- [Provided text]
# Which Look: 585, 481sl, 555?



## dawgcatching (Apr 26, 2004)

Hi. My shop just picked up Look (yeah!) and so now I can get a frame. So, which one? I am 5 foot 9, 145lbs (right now, 155 in the winter), a solid Cat3 racer who rides 300 miles/week on chip-seal roads. I do lots of climbing/descending. I have a feeling for the differences between the 585/555 and the 481sl (stiffness and a bit more aggressive frame vs. a more laid-back, stage-race type bike for worse roads). The races I would ride on this are all over the map: 3 hour road races, 3 or 4 stage races per year, maybe 5-10 crits per season (I am a climber, not a crit racer, unless it has a big hill). 

Any opinions on which is the better frame for someone at my weight? I had a 281 a few years back and loved it. I don't mind a somewhat stiff frame, but I don't want to get too beat up.

- [Problems]
1. In the Look frame thread, how many miles per week does the poster ride?
2. Translate this sentence from the Look frame thread into Spanish: "I had a 281 a few years back and loved it."

- [Dataset section]
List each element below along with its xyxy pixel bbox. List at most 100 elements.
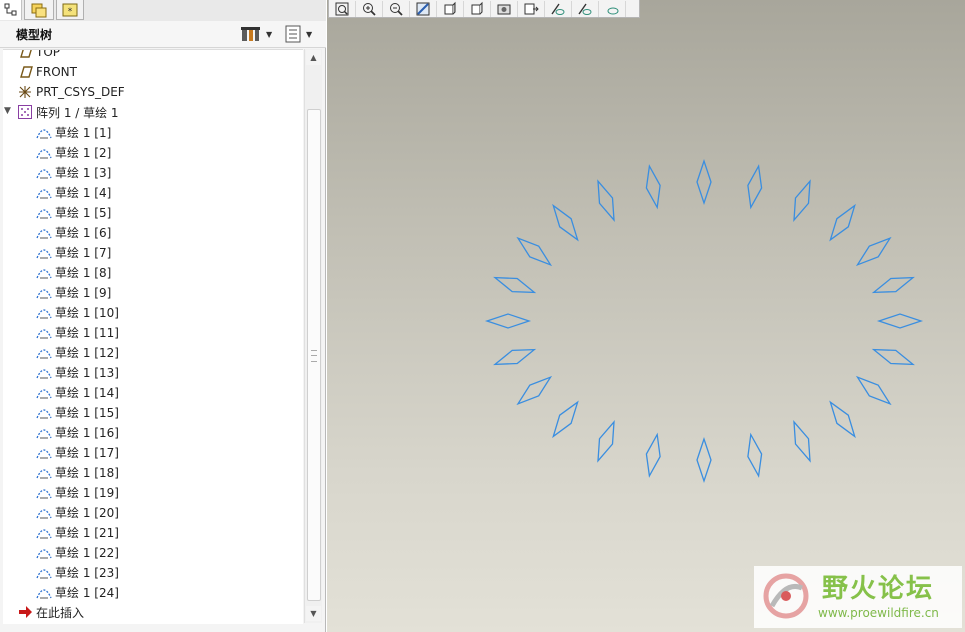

- [Final answers]
1. 300 miles per week

2. Tuve un 281 hace unos años y me encantó.